● **JOB 1**: From the passage on the Gallipoli landing, write out the portion from "Some British commanders" up to and including "their objective. ........".
● **JOB 2**: In the passage on the Gallipoli landing, why had the Turks not heavily defended the area at Ari Burnu?
#### TEXT SEGMENT
The Australians were intended to land on a 3000m front at “Z beach”, 1.6km north of Gaba Tepe. When the first troops were towed ashore in darkness, they found themselves landing almost 2km north of this spot. ... is simply that the landing boats lost direction in the dark and, lacking familiar landmarks, veered northwards.
In fact, the original operation orders were vague, stating simply that the Anzac force was to land between Gaba Tepe and a point known as Fisherman’s Hut, 5km to the north. The actual landing site at Ari Burnu was virtually in the centre of that line.
Despite these problems, the intended landing site of Z Beach was never a feasible option. It was heavily defended by barbed wire and obstructions, two Turkish companies entrenched in well-sited positions and equipped with machine-guns, and a number of nearby gun emplacements, ideally positioned to cover the beach and approaches with artillery fire. Any landing against the well-prepared defences of Z Beach would surely have resulted in slaughter.
Ari Burnu, on the other hand, offered several advantages which outweighed the disadvantages of the harsh terrain. The Turks had not heavily defended the area as they considered the country there too difficult for a landing. Troops landing there were also closer to their intended line of ascent to the main range. Most importantly, the natural features around the landing beach, soon known as Anzac Cove, provided the only protected bay on a long, exposed coastline. .. Anzac Cove became the vital base for the landing and storage of supplies and reinforcements and for the evacuation of the wounded. Without the tiny cove, the entire Anzac position would have proved untenable
Myth 3: The Anzac commanders displayed superior ability to the British commanders .
Some British commanders on Gallipoli seemed to personify military incompetence, most notably General Sir Ian Hamilton, through his ineffectual command of the combined British armies; Lieutenant General Aylmer Hunter-Weston in his callous squandering of the 29th Division; and the doddering Lieutenant General Sir Frederick Stopford, who oversaw the debacle at Suvla. But criticism of British commanders has obscured poor command decisions and failures of command at all levels in the Australian force. Some were apparent from the first hours of the landing.
Colonel Ewen Sinclair-MacLagan, who commanded the 3rd Australian Brigade, the first wave to land, made a crucial decision which thwarted the entire Anzac operation. ... unaccountably halted the advance of his main force on the Second Ridge, just 1km short of their objective. ........
The test of battle also exposed weaknesses in some Australian battalion commanders. The commanding officer of the 9th Battalion, Lieutenant Colonel Lee, went back to the beach soon after landing, leaving his men scattered and leaderless. He was evacuated with a sprained ankle and did not return to his battalion on Gallipoli until July 19, only to be evacuated again two days later.
The Anzac landing did not fail solely because of poor command decisions or the inadequacies of some officers, however. The main cause of failure lay in the landing plan and its ambitious objectives. The Anzac force had too few troops to capture and hold a defensive line 10km long in rough and hilly terrain; and to cross the peninsula and secure an objective over exposed lines of communication, 6km from their beachhead. That such a task was given to a force of less than two divisions reveals a serious underestimation of the capabilities of the Turkish forces.
########
#### RECORD LIST
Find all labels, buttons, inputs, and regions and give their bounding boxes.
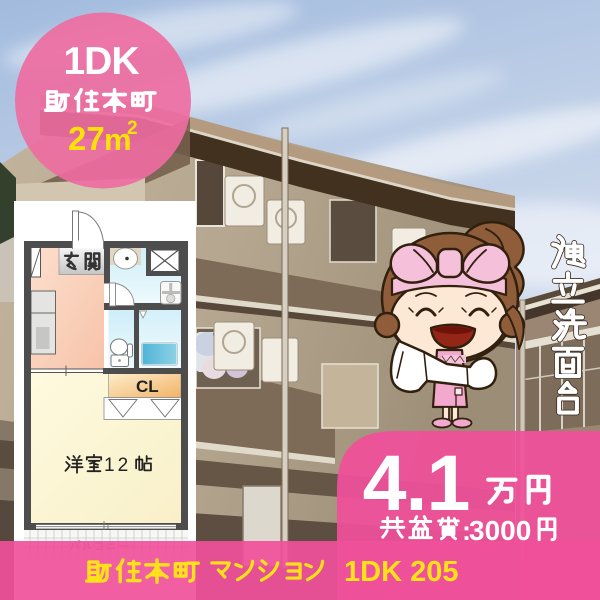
svg-text:12: 12	[104, 455, 131, 476]
svg-text:1DK 205: 1DK 205	[344, 556, 458, 588]
svg-text:27: 27	[68, 120, 105, 157]
svg-text:3000: 3000	[469, 515, 531, 546]
svg-text:2: 2	[127, 118, 138, 139]
svg-text:1DK: 1DK	[63, 40, 139, 83]
svg-text:CL: CL	[136, 377, 159, 396]
svg-text:4.1: 4.1	[363, 438, 470, 527]
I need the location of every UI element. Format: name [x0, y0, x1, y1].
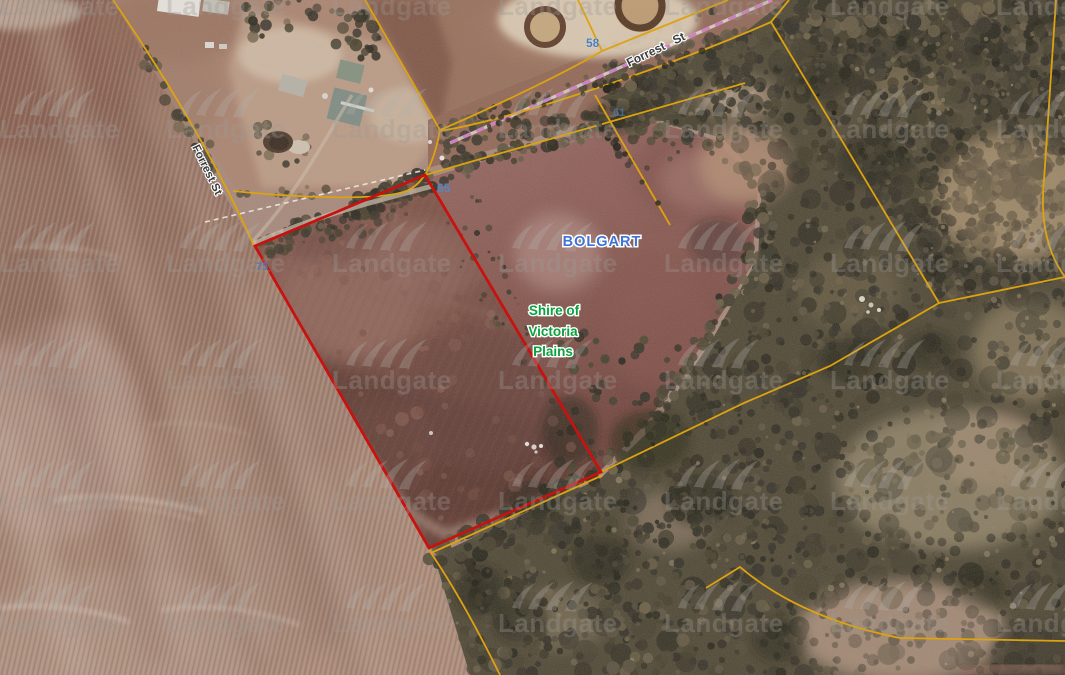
svg-text:BOLGART: BOLGART: [563, 234, 642, 250]
svg-text:Shire of: Shire of: [529, 303, 580, 318]
svg-text:65: 65: [437, 181, 451, 195]
svg-text:Victoria: Victoria: [528, 324, 578, 339]
svg-text:75: 75: [256, 261, 268, 273]
svg-text:61: 61: [613, 107, 625, 119]
svg-text:58: 58: [586, 36, 600, 50]
svg-text:Plains: Plains: [533, 344, 573, 359]
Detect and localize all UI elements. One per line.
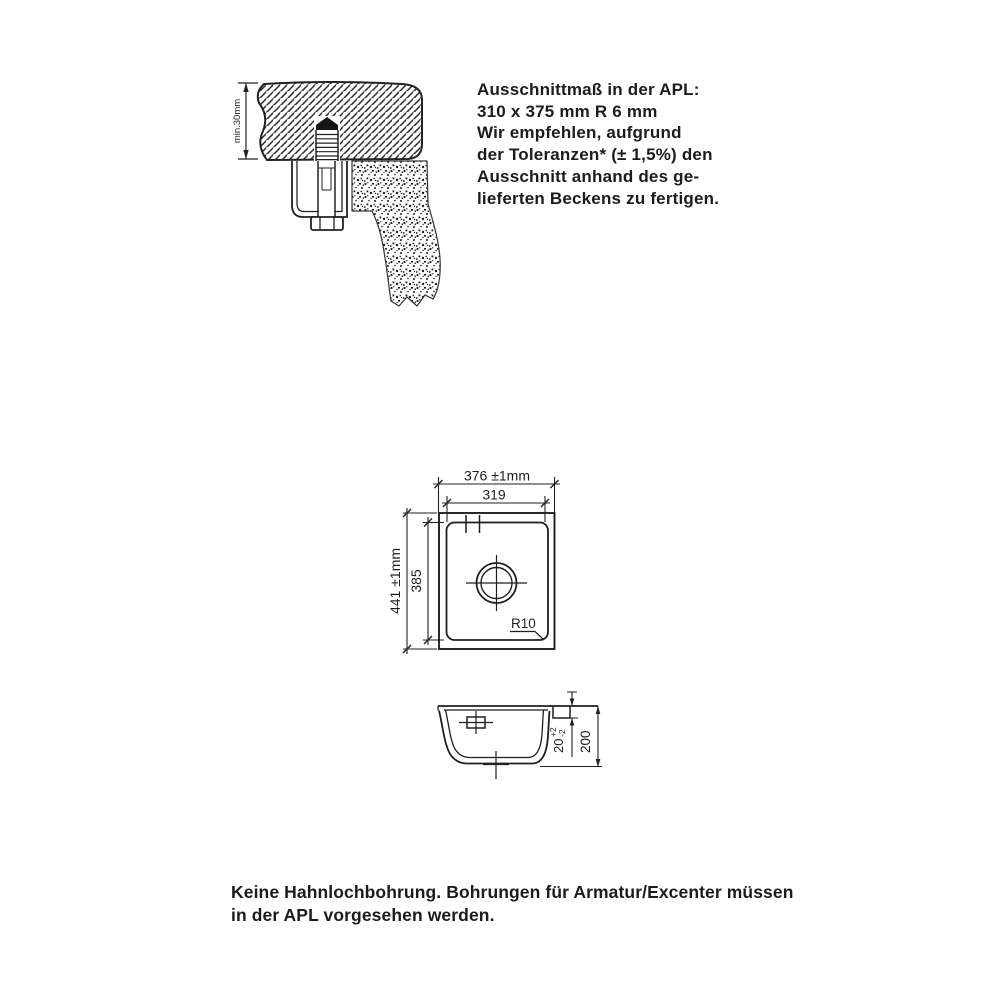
top-plan-view: 376 ±1mm 319 441 ±1mm 385 bbox=[387, 468, 560, 655]
rim-tolerance-minus: -2 bbox=[557, 729, 567, 737]
note-line: lieferten Beckens zu fertigen. bbox=[477, 188, 719, 210]
outer-height-label: 441 ±1mm bbox=[387, 548, 403, 614]
note-line: in der APL vorgesehen werden. bbox=[231, 904, 794, 927]
inner-width-label: 319 bbox=[482, 487, 506, 503]
note-line: Wir empfehlen, aufgrund bbox=[477, 122, 719, 144]
inner-height-label: 385 bbox=[408, 569, 424, 593]
tap-position-mark bbox=[459, 711, 493, 734]
rim-edge-section bbox=[553, 706, 570, 718]
side-section-view: 20 +2 -2 200 bbox=[438, 692, 602, 779]
stud-threads bbox=[316, 135, 338, 160]
spec-sheet-page: min.30mm 376 ±1mm bbox=[0, 0, 1000, 1000]
sink-material-section bbox=[352, 161, 440, 306]
cross-section-view: min.30mm bbox=[232, 82, 440, 306]
note-line: 310 x 375 mm R 6 mm bbox=[477, 101, 719, 123]
note-line: Keine Hahnlochbohrung. Bohrungen für Arm… bbox=[231, 881, 794, 904]
corner-radius-label: R10 bbox=[511, 616, 536, 631]
note-line: Ausschnitt anhand des ge- bbox=[477, 166, 719, 188]
drain-position-mark bbox=[483, 751, 509, 779]
threaded-stud bbox=[314, 116, 340, 161]
dim-rim-height: 20 +2 -2 bbox=[548, 692, 578, 757]
min-thickness-label: min.30mm bbox=[232, 99, 243, 143]
apl-cutout-note: Ausschnittmaß in der APL: 310 x 375 mm R… bbox=[477, 79, 719, 209]
clamp-bolt bbox=[311, 161, 343, 230]
dim-min-thickness: min.30mm bbox=[232, 83, 258, 159]
note-line: der Toleranzen* (± 1,5%) den bbox=[477, 144, 719, 166]
rim-height-label: 20 bbox=[551, 739, 566, 753]
drilling-note: Keine Hahnlochbohrung. Bohrungen für Arm… bbox=[231, 881, 794, 927]
total-depth-label: 200 bbox=[578, 730, 593, 753]
outer-width-label: 376 ±1mm bbox=[464, 468, 530, 484]
basin-profile bbox=[439, 710, 550, 764]
note-line: Ausschnittmaß in der APL: bbox=[477, 79, 719, 101]
clamp-nut bbox=[311, 217, 343, 230]
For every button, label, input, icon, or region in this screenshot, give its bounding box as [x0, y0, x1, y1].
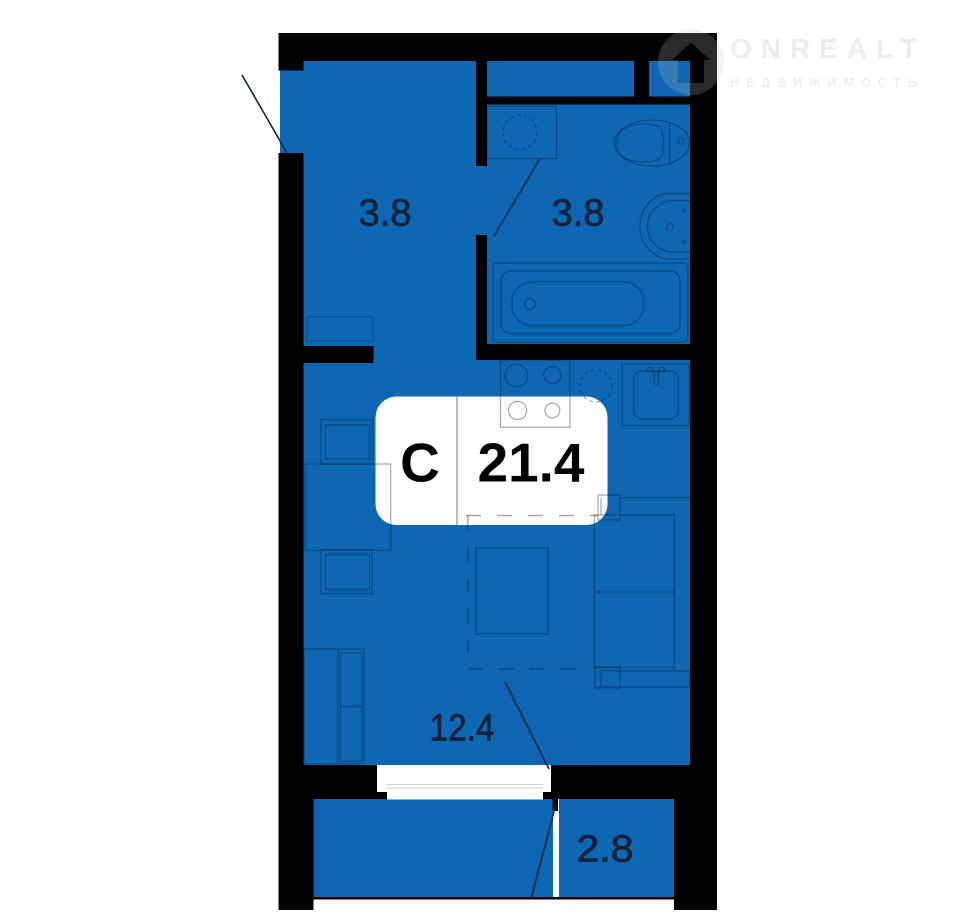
svg-text:С: С	[400, 432, 440, 494]
svg-text:ONREALT: ONREALT	[730, 33, 926, 64]
svg-text:НЕДВИЖИМОСТЬ: НЕДВИЖИМОСТЬ	[730, 75, 924, 90]
svg-text:12.4: 12.4	[430, 708, 495, 750]
svg-text:3.8: 3.8	[359, 193, 412, 235]
svg-text:3.8: 3.8	[552, 193, 605, 235]
svg-text:2.8: 2.8	[577, 829, 634, 871]
svg-text:21.4: 21.4	[478, 432, 585, 494]
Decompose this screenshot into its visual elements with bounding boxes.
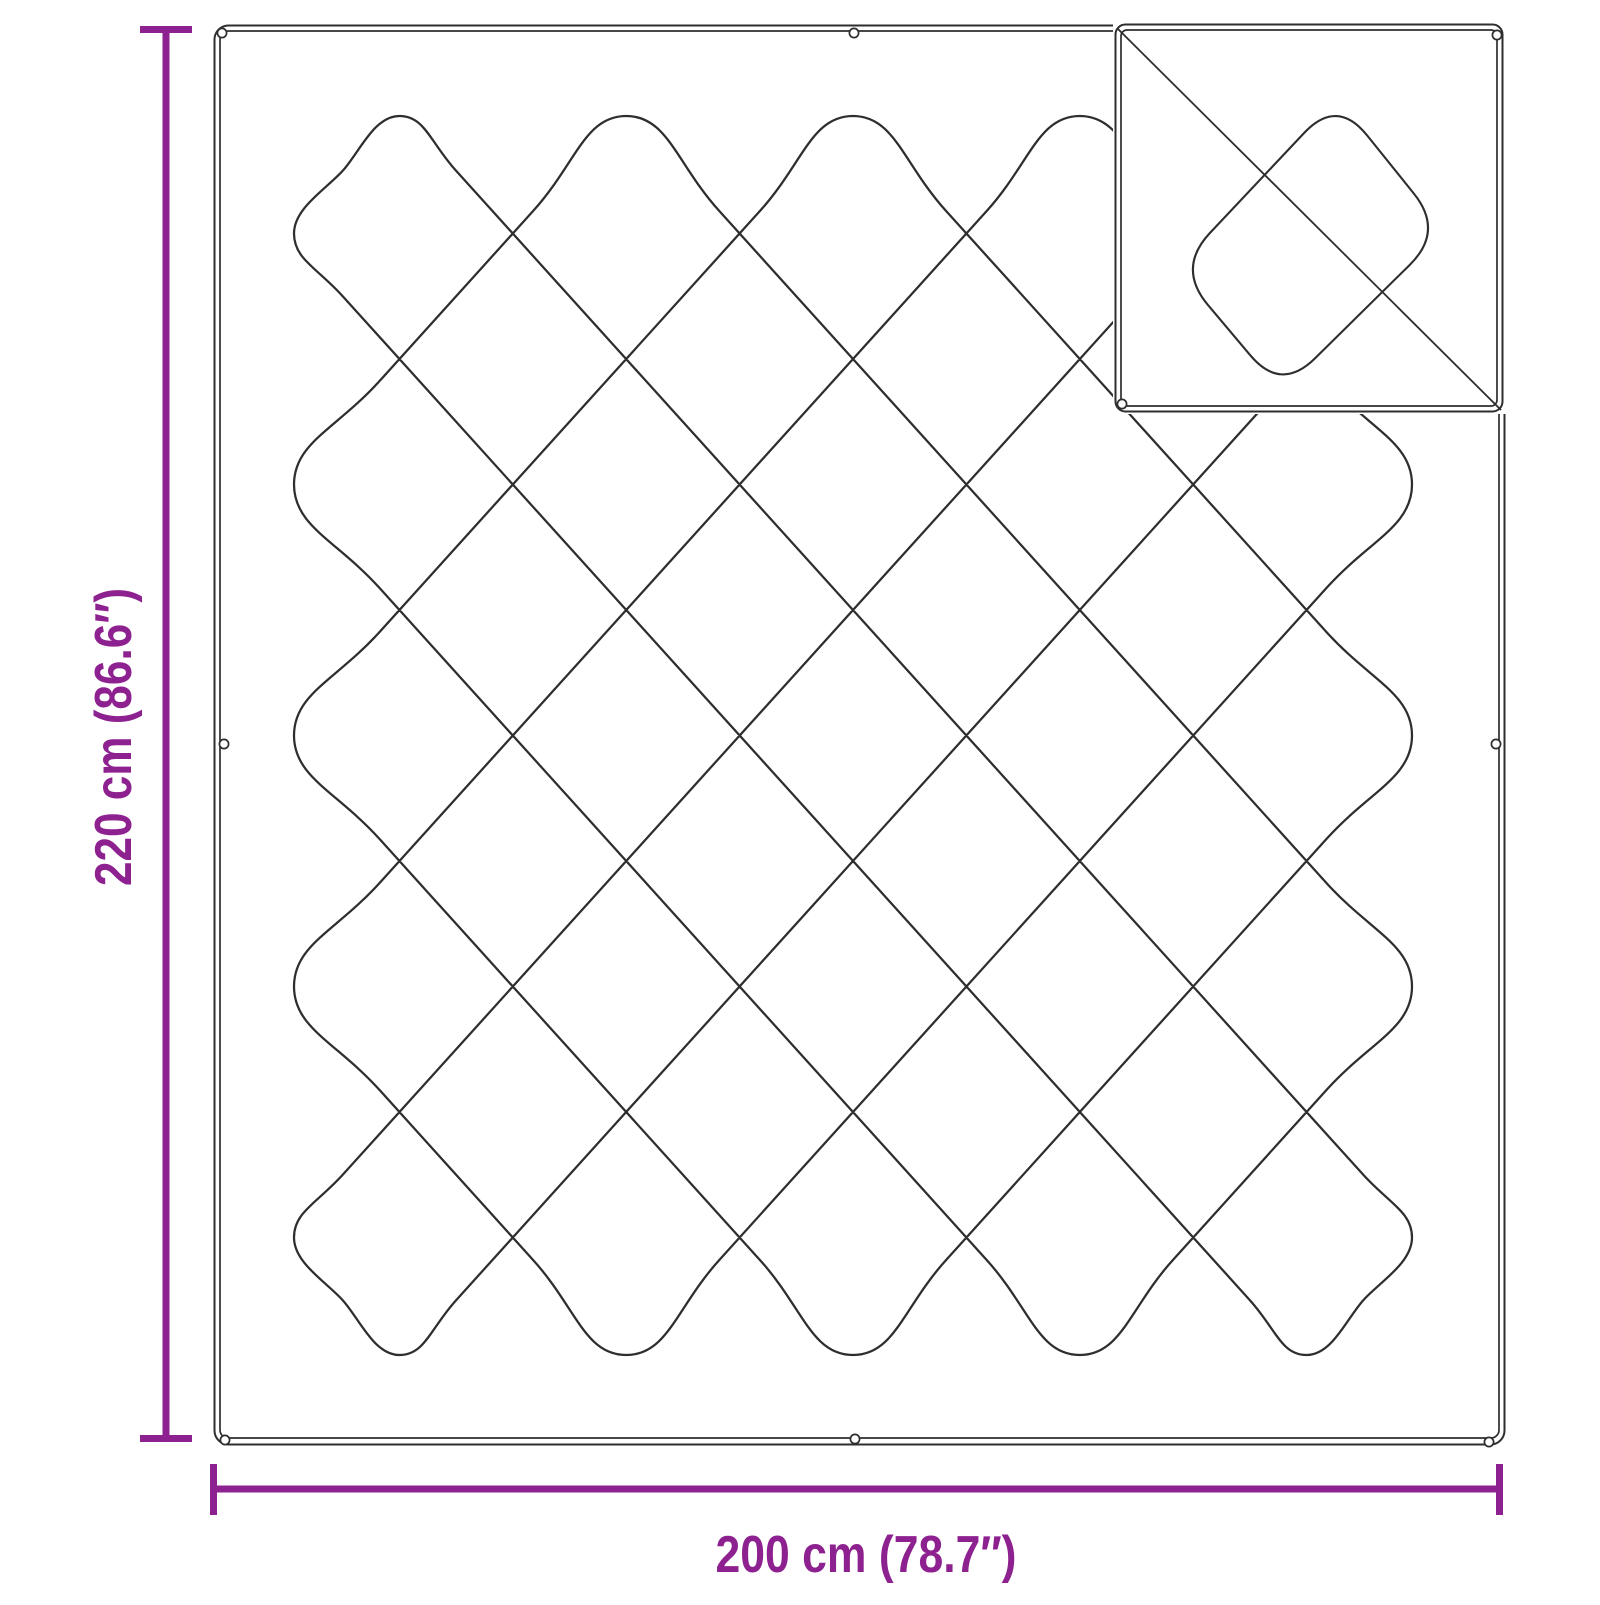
- svg-text:200 cm (78.7″): 200 cm (78.7″): [716, 1525, 1017, 1583]
- svg-text:220 cm (86.6″): 220 cm (86.6″): [84, 588, 142, 886]
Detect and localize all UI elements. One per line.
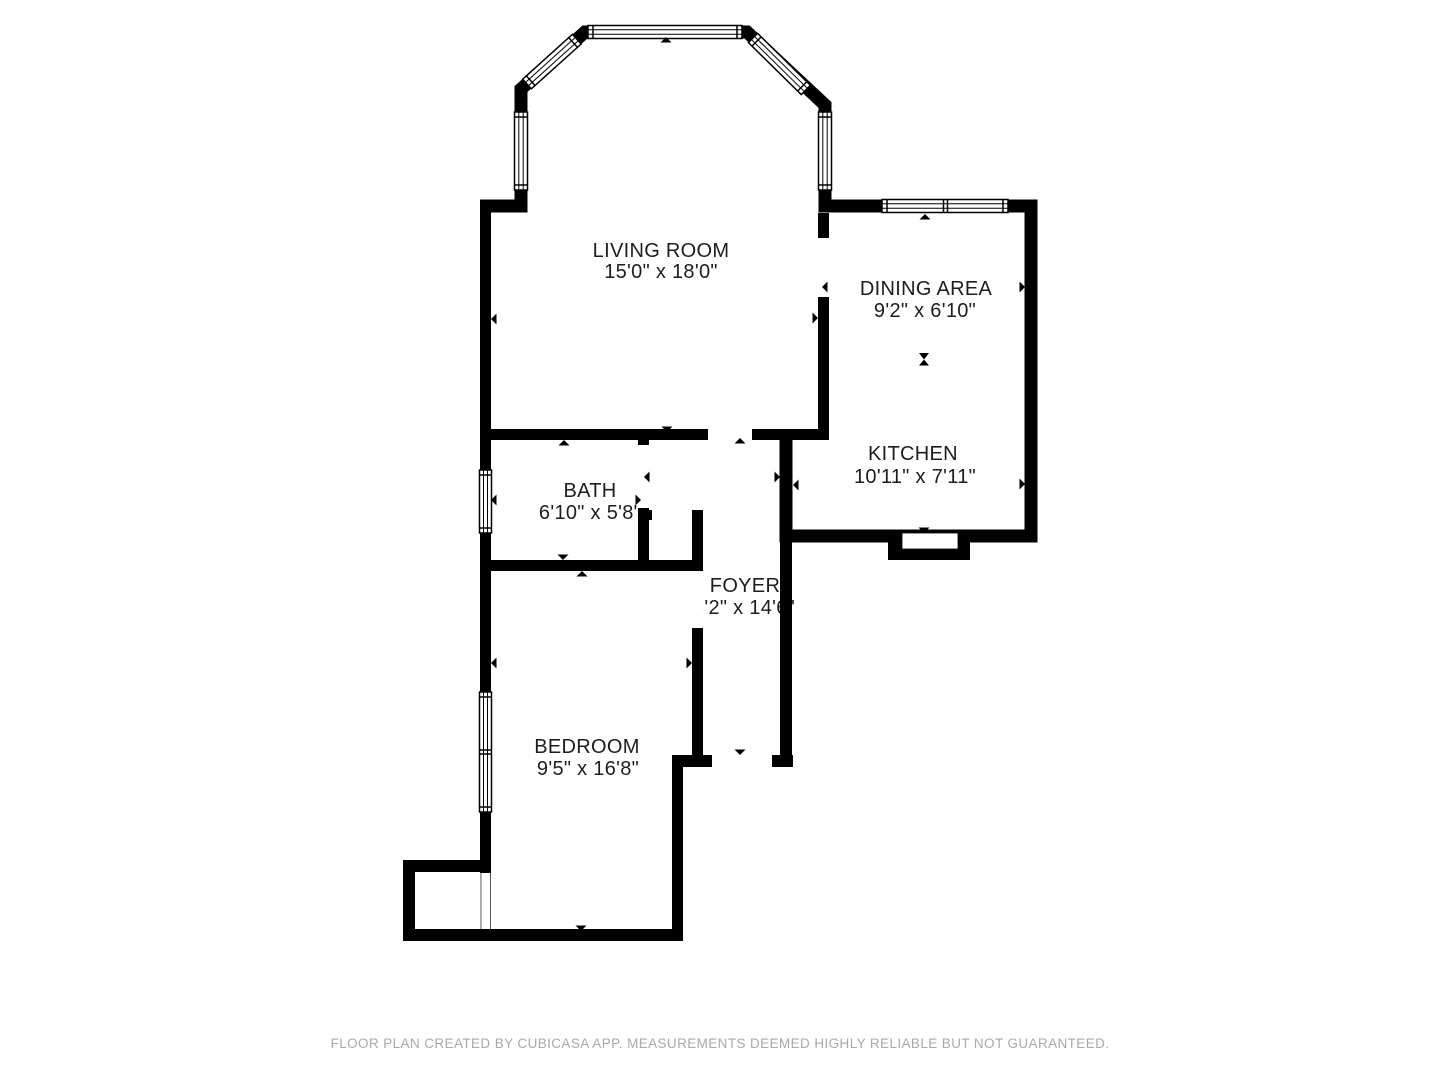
########
● **EXERCISE ANSWER 1**:
Some British commanders on Gallipoli seemed to personify military incompetence, most notably General Sir Ian Hamilton, through his ineffectual command of the combined British armies; Lieutenant General Aylmer Hunter-Weston in his callous squandering of the 29th Division; and the doddering Lieutenant General Sir Frederick Stopford, who oversaw the debacle at Suvla. But criticism of British commanders has obscured poor command decisions and failures of command at all levels in the Australian force. Some were apparent from the first hours of the landing.
Colonel Ewen Sinclair-MacLagan, who commanded the 3rd Australian Brigade, the first wave to land, made a crucial decision which thwarted the entire Anzac operation. ... unaccountably halted the advance of his main force on the Second Ridge, just 1km short of their objective. ........

● **EXERCISE ANSWER 2**: They considered the country there too difficult for a landing.